## INFORMATION PROVIDED

"""

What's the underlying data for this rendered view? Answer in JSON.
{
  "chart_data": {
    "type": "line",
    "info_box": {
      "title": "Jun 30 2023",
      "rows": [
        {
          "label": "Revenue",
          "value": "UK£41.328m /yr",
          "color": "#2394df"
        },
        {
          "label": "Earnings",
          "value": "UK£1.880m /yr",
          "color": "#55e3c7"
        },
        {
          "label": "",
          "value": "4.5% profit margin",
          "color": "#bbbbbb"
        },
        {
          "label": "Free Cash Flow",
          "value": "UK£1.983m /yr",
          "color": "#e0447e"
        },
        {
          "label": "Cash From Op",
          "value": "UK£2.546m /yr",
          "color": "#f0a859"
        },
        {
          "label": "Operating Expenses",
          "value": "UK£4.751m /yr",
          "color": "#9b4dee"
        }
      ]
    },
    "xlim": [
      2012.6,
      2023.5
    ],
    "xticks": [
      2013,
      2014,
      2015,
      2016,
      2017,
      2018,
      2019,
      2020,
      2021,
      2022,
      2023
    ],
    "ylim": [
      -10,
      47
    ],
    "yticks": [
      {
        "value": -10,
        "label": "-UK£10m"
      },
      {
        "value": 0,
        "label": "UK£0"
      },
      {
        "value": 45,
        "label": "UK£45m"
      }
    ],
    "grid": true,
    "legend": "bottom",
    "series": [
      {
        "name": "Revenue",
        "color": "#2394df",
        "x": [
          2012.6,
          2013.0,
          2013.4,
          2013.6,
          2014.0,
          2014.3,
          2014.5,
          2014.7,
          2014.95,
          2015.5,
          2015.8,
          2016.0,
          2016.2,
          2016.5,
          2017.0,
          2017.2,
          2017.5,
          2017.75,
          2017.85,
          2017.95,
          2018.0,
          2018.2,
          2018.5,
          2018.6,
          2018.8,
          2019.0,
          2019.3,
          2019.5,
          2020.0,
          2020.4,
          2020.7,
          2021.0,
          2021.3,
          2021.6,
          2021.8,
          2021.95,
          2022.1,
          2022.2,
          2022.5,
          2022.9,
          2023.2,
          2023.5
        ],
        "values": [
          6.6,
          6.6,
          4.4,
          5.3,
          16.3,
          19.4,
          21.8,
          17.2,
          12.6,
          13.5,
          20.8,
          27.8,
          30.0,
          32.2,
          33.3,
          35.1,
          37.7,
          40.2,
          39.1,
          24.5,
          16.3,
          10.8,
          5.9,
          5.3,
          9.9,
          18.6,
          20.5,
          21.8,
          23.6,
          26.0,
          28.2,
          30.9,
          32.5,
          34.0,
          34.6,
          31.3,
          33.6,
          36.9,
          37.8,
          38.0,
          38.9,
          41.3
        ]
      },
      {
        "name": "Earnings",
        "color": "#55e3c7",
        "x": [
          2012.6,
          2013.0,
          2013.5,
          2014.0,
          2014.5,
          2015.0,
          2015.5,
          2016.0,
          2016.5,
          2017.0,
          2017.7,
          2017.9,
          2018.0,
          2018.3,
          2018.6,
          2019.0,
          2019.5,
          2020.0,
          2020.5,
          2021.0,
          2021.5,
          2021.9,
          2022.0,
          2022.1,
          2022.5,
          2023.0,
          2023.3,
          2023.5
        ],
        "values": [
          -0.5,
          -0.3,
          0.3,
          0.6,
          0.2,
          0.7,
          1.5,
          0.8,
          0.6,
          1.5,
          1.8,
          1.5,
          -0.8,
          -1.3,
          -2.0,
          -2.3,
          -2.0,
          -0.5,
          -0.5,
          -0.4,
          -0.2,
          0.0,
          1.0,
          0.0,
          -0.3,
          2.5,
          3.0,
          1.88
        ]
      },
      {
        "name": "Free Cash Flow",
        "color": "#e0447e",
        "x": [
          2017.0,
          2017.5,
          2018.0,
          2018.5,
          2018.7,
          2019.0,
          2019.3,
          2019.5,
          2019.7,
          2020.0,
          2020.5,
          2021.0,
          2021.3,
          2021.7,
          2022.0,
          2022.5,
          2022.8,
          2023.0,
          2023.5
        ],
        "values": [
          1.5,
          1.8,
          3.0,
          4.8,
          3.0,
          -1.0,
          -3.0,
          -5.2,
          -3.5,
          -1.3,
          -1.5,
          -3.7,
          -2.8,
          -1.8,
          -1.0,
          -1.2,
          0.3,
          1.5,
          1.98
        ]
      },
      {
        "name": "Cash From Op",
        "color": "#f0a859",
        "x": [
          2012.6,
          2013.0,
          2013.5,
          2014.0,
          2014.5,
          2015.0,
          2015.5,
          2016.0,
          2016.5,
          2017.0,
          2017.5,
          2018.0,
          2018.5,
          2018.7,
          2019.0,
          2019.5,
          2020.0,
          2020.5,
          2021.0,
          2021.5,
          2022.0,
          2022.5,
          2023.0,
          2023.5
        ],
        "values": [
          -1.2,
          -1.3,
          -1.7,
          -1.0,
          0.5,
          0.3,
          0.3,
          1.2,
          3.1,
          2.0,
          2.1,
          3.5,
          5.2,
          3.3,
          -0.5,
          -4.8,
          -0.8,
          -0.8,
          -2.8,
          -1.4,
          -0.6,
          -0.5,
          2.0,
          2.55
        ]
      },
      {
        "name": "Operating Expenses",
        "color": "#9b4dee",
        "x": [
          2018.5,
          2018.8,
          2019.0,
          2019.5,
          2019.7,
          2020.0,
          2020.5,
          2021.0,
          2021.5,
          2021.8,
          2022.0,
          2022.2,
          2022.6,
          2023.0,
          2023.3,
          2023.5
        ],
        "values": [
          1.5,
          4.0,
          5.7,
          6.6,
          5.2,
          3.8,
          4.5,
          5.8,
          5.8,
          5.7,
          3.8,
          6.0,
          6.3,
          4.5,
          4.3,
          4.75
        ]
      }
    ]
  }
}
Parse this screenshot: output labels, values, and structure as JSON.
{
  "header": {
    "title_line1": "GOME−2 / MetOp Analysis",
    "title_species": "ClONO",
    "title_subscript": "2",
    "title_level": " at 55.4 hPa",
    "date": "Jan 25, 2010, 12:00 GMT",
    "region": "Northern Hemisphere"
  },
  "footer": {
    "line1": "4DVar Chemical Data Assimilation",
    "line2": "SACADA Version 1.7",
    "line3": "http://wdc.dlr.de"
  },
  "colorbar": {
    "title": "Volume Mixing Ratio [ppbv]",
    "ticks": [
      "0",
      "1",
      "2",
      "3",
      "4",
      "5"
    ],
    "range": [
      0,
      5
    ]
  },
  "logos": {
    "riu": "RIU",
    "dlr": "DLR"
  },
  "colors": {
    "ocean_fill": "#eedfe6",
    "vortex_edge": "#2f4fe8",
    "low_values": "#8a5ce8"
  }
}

"""

## WHAT YOU SHOULD DO
Repeat the preceding lines exactly, please, every one of them.

## EXERCISE SOLUTION
What's the underlying data for this rendered view? Answer in JSON.
{
  "chart_data": {
    "type": "line",
    "info_box": {
      "title": "Jun 30 2023",
      "rows": [
        {
          "label": "Revenue",
          "value": "UK£41.328m /yr",
          "color": "#2394df"
        },
        {
          "label": "Earnings",
          "value": "UK£1.880m /yr",
          "color": "#55e3c7"
        },
        {
          "label": "",
          "value": "4.5% profit margin",
          "color": "#bbbbbb"
        },
        {
          "label": "Free Cash Flow",
          "value": "UK£1.983m /yr",
          "color": "#e0447e"
        },
        {
          "label": "Cash From Op",
          "value": "UK£2.546m /yr",
          "color": "#f0a859"
        },
        {
          "label": "Operating Expenses",
          "value": "UK£4.751m /yr",
          "color": "#9b4dee"
        }
      ]
    },
    "xlim": [
      2012.6,
      2023.5
    ],
    "xticks": [
      2013,
      2014,
      2015,
      2016,
      2017,
      2018,
      2019,
      2020,
      2021,
      2022,
      2023
    ],
    "ylim": [
      -10,
      47
    ],
    "yticks": [
      {
        "value": -10,
        "label": "-UK£10m"
      },
      {
        "value": 0,
        "label": "UK£0"
      },
      {
        "value": 45,
        "label": "UK£45m"
      }
    ],
    "grid": true,
    "legend": "bottom",
    "series": [
      {
        "name": "Revenue",
        "color": "#2394df",
        "x": [
          2012.6,
          2013.0,
          2013.4,
          2013.6,
          2014.0,
          2014.3,
          2014.5,
          2014.7,
          2014.95,
          2015.5,
          2015.8,
          2016.0,
          2016.2,
          2016.5,
          2017.0,
          2017.2,
          2017.5,
          2017.75,
          2017.85,
          2017.95,
          2018.0,
          2018.2,
          2018.5,
          2018.6,
          2018.8,
          2019.0,
          2019.3,
          2019.5,
          2020.0,
          2020.4,
          2020.7,
          2021.0,
          2021.3,
          2021.6,
          2021.8,
          2021.95,
          2022.1,
          2022.2,
          2022.5,
          2022.9,
          2023.2,
          2023.5
        ],
        "values": [
          6.6,
          6.6,
          4.4,
          5.3,
          16.3,
          19.4,
          21.8,
          17.2,
          12.6,
          13.5,
          20.8,
          27.8,
          30.0,
          32.2,
          33.3,
          35.1,
          37.7,
          40.2,
          39.1,
          24.5,
          16.3,
          10.8,
          5.9,
          5.3,
          9.9,
          18.6,
          20.5,
          21.8,
          23.6,
          26.0,
          28.2,
          30.9,
          32.5,
          34.0,
          34.6,
          31.3,
          33.6,
          36.9,
          37.8,
          38.0,
          38.9,
          41.3
        ]
      },
      {
        "name": "Earnings",
        "color": "#55e3c7",
        "x": [
          2012.6,
          2013.0,
          2013.5,
          2014.0,
          2014.5,
          2015.0,
          2015.5,
          2016.0,
          2016.5,
          2017.0,
          2017.7,
          2017.9,
          2018.0,
          2018.3,
          2018.6,
          2019.0,
          2019.5,
          2020.0,
          2020.5,
          2021.0,
          2021.5,
          2021.9,
          2022.0,
          2022.1,
          2022.5,
          2023.0,
          2023.3,
          2023.5
        ],
        "values": [
          -0.5,
          -0.3,
          0.3,
          0.6,
          0.2,
          0.7,
          1.5,
          0.8,
          0.6,
          1.5,
          1.8,
          1.5,
          -0.8,
          -1.3,
          -2.0,
          -2.3,
          -2.0,
          -0.5,
          -0.5,
          -0.4,
          -0.2,
          0.0,
          1.0,
          0.0,
          -0.3,
          2.5,
          3.0,
          1.88
        ]
      },
      {
        "name": "Free Cash Flow",
        "color": "#e0447e",
        "x": [
          2017.0,
          2017.5,
          2018.0,
          2018.5,
          2018.7,
          2019.0,
          2019.3,
          2019.5,
          2019.7,
          2020.0,
          2020.5,
          2021.0,
          2021.3,
          2021.7,
          2022.0,
          2022.5,
          2022.8,
          2023.0,
          2023.5
        ],
        "values": [
          1.5,
          1.8,
          3.0,
          4.8,
          3.0,
          -1.0,
          -3.0,
          -5.2,
          -3.5,
          -1.3,
          -1.5,
          -3.7,
          -2.8,
          -1.8,
          -1.0,
          -1.2,
          0.3,
          1.5,
          1.98
        ]
      },
      {
        "name": "Cash From Op",
        "color": "#f0a859",
        "x": [
          2012.6,
          2013.0,
          2013.5,
          2014.0,
          2014.5,
          2015.0,
          2015.5,
          2016.0,
          2016.5,
          2017.0,
          2017.5,
          2018.0,
          2018.5,
          2018.7,
          2019.0,
          2019.5,
          2020.0,
          2020.5,
          2021.0,
          2021.5,
          2022.0,
          2022.5,
          2023.0,
          2023.5
        ],
        "values": [
          -1.2,
          -1.3,
          -1.7,
          -1.0,
          0.5,
          0.3,
          0.3,
          1.2,
          3.1,
          2.0,
          2.1,
          3.5,
          5.2,
          3.3,
          -0.5,
          -4.8,
          -0.8,
          -0.8,
          -2.8,
          -1.4,
          -0.6,
          -0.5,
          2.0,
          2.55
        ]
      },
      {
        "name": "Operating Expenses",
        "color": "#9b4dee",
        "x": [
          2018.5,
          2018.8,
          2019.0,
          2019.5,
          2019.7,
          2020.0,
          2020.5,
          2021.0,
          2021.5,
          2021.8,
          2022.0,
          2022.2,
          2022.6,
          2023.0,
          2023.3,
          2023.5
        ],
        "values": [
          1.5,
          4.0,
          5.7,
          6.6,
          5.2,
          3.8,
          4.5,
          5.8,
          5.8,
          5.7,
          3.8,
          6.0,
          6.3,
          4.5,
          4.3,
          4.75
        ]
      }
    ]
  }
}
Parse this screenshot: output labels, values, and structure as JSON.
{
  "header": {
    "title_line1": "GOME−2 / MetOp Analysis",
    "title_species": "ClONO",
    "title_subscript": "2",
    "title_level": " at 55.4 hPa",
    "date": "Jan 25, 2010, 12:00 GMT",
    "region": "Northern Hemisphere"
  },
  "footer": {
    "line1": "4DVar Chemical Data Assimilation",
    "line2": "SACADA Version 1.7",
    "line3": "http://wdc.dlr.de"
  },
  "colorbar": {
    "title": "Volume Mixing Ratio [ppbv]",
    "ticks": [
      "0",
      "1",
      "2",
      "3",
      "4",
      "5"
    ],
    "range": [
      0,
      5
    ]
  },
  "logos": {
    "riu": "RIU",
    "dlr": "DLR"
  },
  "colors": {
    "ocean_fill": "#eedfe6",
    "vortex_edge": "#2f4fe8",
    "low_values": "#8a5ce8"
  }
}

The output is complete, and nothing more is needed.